How many lines of the records hold the string "also"? Reply with the number alone.
═════ Task inputs ═════
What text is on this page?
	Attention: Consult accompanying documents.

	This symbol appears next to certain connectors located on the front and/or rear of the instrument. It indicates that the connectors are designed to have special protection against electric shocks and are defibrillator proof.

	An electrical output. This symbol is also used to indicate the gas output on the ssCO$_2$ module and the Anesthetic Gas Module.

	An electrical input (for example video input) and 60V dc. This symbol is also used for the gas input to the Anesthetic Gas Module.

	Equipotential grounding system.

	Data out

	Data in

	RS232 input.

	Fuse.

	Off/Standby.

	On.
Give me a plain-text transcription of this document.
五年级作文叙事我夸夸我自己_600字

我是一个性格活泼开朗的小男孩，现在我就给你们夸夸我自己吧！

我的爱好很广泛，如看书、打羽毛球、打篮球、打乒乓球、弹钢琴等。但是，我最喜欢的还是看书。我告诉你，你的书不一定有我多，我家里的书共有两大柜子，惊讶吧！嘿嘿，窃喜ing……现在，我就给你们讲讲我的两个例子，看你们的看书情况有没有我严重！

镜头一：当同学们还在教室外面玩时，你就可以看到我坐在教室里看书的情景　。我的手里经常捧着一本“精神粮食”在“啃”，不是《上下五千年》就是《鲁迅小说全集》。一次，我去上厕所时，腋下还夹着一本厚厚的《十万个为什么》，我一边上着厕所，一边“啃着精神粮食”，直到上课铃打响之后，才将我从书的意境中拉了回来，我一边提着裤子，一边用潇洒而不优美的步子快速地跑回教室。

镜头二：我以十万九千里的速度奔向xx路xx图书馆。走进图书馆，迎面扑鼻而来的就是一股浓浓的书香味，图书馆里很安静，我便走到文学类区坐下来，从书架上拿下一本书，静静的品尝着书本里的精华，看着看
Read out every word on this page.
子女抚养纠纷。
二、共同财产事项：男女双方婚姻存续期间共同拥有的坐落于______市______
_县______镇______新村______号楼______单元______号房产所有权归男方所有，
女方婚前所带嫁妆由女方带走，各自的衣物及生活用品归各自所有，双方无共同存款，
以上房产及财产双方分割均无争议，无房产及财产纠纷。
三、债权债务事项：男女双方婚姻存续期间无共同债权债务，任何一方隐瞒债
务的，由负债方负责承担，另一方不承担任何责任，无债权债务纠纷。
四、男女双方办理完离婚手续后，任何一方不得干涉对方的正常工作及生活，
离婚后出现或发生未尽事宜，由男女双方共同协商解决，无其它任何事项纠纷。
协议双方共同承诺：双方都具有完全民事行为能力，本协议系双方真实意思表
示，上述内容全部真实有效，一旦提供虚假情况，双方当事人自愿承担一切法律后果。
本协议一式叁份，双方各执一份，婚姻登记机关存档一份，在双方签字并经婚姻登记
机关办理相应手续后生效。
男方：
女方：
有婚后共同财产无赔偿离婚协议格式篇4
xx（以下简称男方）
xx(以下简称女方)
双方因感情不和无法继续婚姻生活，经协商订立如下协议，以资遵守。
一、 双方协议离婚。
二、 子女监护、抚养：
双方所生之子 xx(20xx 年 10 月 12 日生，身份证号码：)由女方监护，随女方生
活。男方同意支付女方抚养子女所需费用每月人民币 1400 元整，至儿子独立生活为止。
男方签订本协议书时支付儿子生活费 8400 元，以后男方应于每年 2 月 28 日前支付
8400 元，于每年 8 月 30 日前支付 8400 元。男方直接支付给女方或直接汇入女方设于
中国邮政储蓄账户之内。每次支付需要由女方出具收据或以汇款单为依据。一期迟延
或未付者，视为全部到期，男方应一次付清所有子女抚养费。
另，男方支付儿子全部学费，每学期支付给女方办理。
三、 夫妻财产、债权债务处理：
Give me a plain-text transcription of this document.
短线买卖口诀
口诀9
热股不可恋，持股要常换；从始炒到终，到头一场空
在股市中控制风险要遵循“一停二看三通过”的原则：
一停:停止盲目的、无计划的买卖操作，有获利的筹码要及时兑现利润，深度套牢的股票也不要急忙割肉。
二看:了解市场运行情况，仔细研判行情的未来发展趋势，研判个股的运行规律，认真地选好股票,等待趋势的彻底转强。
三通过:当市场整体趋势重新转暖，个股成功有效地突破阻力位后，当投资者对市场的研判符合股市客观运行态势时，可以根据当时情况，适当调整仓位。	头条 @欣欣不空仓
═════
Output for this task
2